• [WHAT THE EXERCISE ASKS]:
Look below. Copy each line that has "eene" in it.

• [DATA LISTING]:
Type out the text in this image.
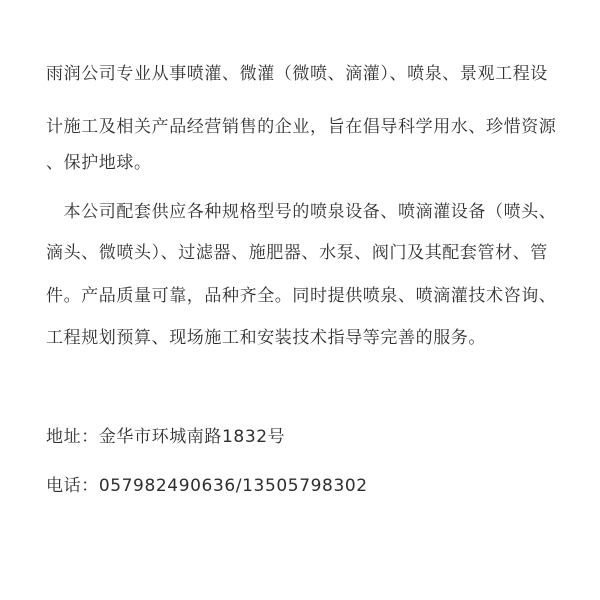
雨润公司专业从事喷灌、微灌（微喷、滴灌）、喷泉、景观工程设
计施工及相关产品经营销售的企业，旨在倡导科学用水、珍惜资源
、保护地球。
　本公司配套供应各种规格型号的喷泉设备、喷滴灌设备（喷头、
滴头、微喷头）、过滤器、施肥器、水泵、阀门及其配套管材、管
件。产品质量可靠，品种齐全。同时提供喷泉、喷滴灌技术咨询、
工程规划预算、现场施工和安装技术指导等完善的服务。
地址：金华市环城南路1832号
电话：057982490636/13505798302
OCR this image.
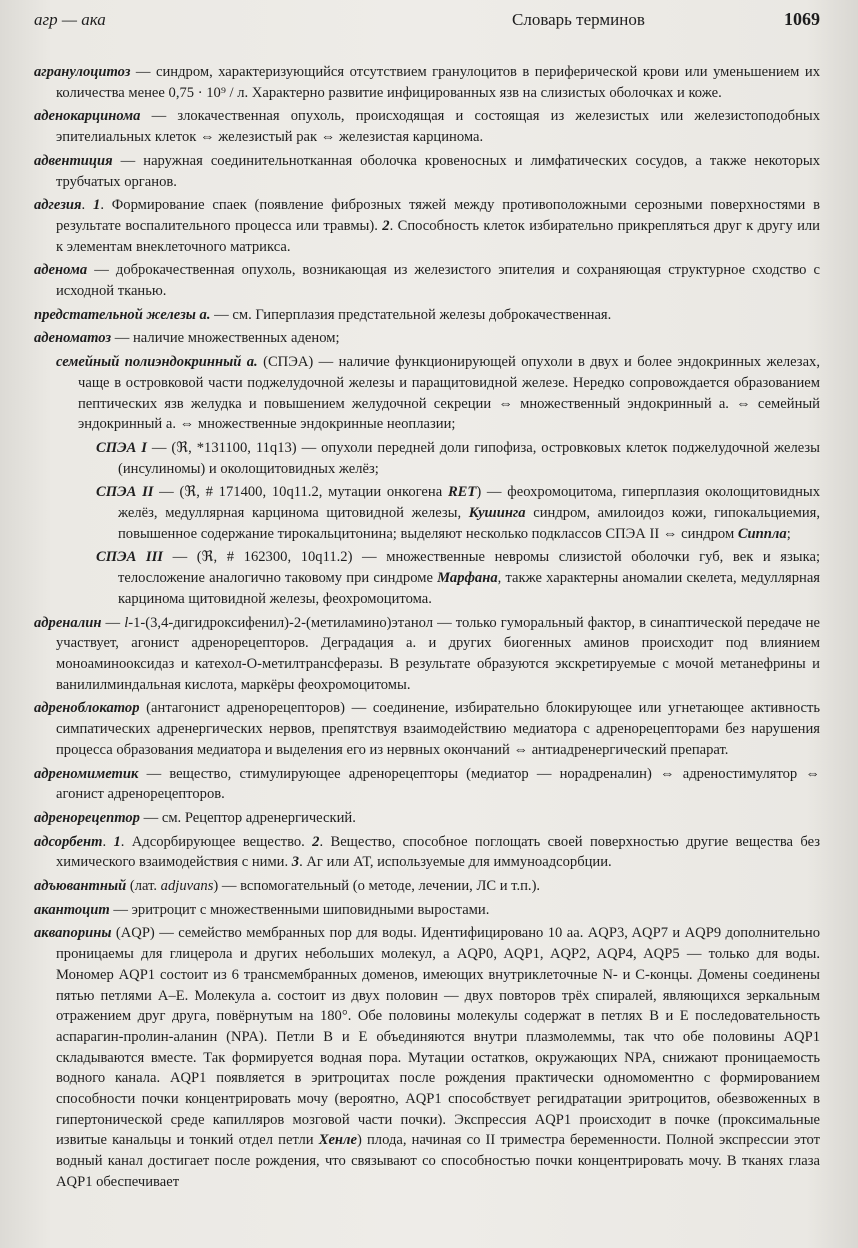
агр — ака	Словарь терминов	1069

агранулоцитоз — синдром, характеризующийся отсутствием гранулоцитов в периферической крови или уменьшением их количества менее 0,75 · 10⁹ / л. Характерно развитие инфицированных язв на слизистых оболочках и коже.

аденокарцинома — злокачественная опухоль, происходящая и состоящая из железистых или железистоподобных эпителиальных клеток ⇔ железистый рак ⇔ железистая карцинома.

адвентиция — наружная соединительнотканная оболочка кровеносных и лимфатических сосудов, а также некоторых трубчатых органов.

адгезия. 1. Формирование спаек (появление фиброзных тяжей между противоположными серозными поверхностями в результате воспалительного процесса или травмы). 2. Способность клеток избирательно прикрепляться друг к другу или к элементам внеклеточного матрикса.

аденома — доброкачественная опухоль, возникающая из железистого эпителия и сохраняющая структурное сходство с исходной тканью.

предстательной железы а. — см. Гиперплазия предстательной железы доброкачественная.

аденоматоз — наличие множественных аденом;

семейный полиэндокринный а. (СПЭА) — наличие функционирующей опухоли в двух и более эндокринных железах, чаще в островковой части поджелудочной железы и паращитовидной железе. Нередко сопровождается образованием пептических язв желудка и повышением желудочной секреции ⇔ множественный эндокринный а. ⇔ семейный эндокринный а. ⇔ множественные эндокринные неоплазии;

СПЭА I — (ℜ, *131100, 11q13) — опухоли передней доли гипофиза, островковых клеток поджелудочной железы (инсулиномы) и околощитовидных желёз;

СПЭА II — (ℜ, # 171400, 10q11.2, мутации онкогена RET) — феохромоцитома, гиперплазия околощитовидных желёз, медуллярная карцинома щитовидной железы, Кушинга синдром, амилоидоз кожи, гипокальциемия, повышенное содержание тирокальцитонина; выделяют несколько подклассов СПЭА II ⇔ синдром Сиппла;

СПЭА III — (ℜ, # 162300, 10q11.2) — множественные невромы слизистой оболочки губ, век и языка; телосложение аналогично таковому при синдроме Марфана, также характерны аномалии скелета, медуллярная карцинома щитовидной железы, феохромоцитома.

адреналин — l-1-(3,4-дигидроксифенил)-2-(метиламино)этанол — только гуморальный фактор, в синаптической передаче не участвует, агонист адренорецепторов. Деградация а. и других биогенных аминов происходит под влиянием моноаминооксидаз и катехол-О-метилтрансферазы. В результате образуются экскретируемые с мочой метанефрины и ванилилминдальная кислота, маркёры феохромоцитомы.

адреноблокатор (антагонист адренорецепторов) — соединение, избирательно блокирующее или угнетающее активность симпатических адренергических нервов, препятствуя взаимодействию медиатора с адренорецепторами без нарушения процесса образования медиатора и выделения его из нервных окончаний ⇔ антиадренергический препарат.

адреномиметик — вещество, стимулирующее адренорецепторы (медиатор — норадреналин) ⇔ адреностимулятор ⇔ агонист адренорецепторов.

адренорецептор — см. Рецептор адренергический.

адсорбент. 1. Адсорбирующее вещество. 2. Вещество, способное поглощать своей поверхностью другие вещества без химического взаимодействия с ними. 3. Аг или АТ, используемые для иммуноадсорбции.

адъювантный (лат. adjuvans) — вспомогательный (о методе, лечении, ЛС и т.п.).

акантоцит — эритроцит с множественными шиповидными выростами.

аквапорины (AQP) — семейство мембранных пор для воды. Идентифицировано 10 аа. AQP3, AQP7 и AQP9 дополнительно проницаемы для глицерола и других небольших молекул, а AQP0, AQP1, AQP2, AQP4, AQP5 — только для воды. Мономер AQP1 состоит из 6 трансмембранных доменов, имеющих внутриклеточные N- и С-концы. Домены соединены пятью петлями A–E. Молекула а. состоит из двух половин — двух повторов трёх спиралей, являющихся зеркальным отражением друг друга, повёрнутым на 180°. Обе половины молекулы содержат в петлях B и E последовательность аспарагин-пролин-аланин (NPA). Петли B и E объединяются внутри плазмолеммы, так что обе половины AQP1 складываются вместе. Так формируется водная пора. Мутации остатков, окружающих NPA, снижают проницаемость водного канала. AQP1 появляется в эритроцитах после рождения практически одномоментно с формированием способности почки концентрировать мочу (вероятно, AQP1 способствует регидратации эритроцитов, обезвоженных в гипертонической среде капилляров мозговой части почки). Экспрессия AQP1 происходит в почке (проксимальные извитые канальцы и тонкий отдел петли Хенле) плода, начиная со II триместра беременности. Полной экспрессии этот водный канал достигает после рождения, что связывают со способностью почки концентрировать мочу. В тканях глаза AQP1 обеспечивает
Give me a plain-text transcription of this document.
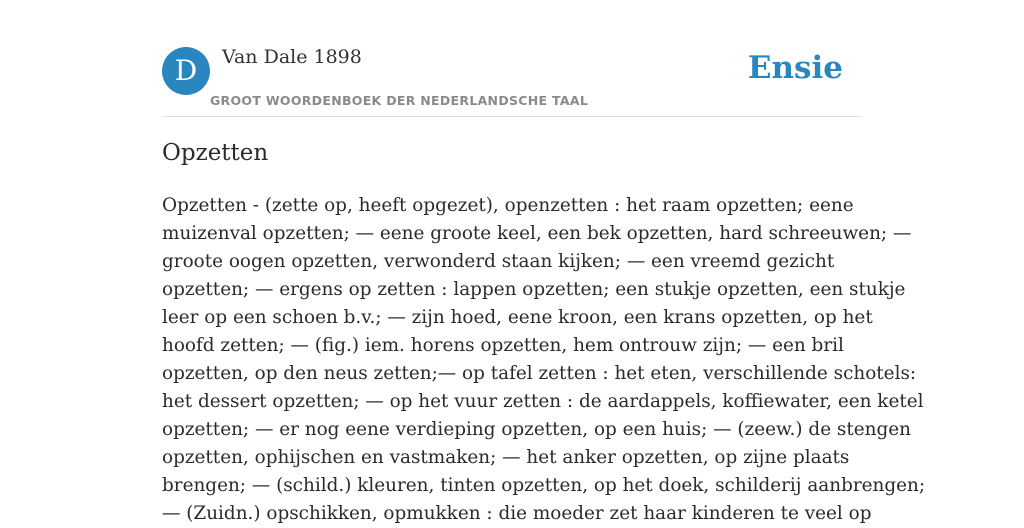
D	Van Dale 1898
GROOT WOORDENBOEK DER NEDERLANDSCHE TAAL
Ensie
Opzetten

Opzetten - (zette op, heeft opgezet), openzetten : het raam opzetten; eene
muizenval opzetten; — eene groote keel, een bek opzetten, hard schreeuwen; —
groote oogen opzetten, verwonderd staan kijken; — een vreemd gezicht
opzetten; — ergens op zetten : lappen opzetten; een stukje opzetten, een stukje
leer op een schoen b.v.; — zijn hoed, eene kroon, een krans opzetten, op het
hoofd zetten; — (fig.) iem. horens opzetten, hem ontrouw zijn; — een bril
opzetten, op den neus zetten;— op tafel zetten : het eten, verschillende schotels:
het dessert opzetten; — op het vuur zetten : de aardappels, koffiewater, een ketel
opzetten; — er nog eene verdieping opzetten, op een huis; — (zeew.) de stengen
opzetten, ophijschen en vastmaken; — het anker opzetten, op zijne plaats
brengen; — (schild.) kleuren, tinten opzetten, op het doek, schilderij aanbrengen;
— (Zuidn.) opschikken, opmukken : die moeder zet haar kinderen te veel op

• [ANSWER TO THE EXERCISE]:
Opzetten - (zette op, heeft opgezet), openzetten : het raam opzetten; eene
muizenval opzetten; — eene groote keel, een bek opzetten, hard schreeuwen; —
leer op een schoen b.v.; — zijn hoed, eene kroon, een krans opzetten, op het
opzetten; — er nog eene verdieping opzetten, op een huis; — (zeew.) de stengen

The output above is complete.